>>>>
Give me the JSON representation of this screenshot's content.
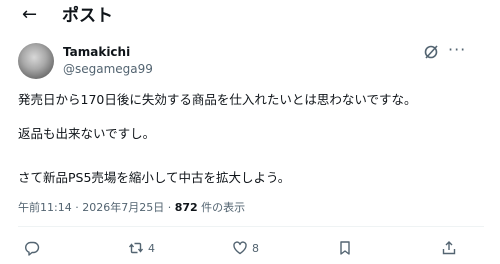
{
  "header": {
    "back_icon": "arrow-left-icon",
    "title": "ポスト"
  },
  "post": {
    "author": {
      "display_name": "Tamakichi",
      "handle": "@segamega99"
    },
    "lines": [
      "発売日から170日後に失効する商品を仕入れたいとは思わないですな。",
      "返品も出来ないですし。",
      "さて新品PS5売場を縮小して中古を拡大しよう。"
    ],
    "meta": {
      "time": "午前11:14",
      "separator": " · ",
      "date": "2026年7月25日",
      "views_count": "872",
      "views_label": " 件の表示"
    },
    "actions": {
      "reply_count": "",
      "repost_count": "4",
      "like_count": "8"
    }
  }
}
<<<<
#### Short problem:
All of the data above should be transcribed verbatim, with pictures omitted.

#### Response to the exercise:
Give me the JSON representation of this screenshot's content.
{
  "header": {
    "back_icon": "arrow-left-icon",
    "title": "ポスト"
  },
  "post": {
    "author": {
      "display_name": "Tamakichi",
      "handle": "@segamega99"
    },
    "lines": [
      "発売日から170日後に失効する商品を仕入れたいとは思わないですな。",
      "返品も出来ないですし。",
      "さて新品PS5売場を縮小して中古を拡大しよう。"
    ],
    "meta": {
      "time": "午前11:14",
      "separator": " · ",
      "date": "2026年7月25日",
      "views_count": "872",
      "views_label": " 件の表示"
    },
    "actions": {
      "reply_count": "",
      "repost_count": "4",
      "like_count": "8"
    }
  }
}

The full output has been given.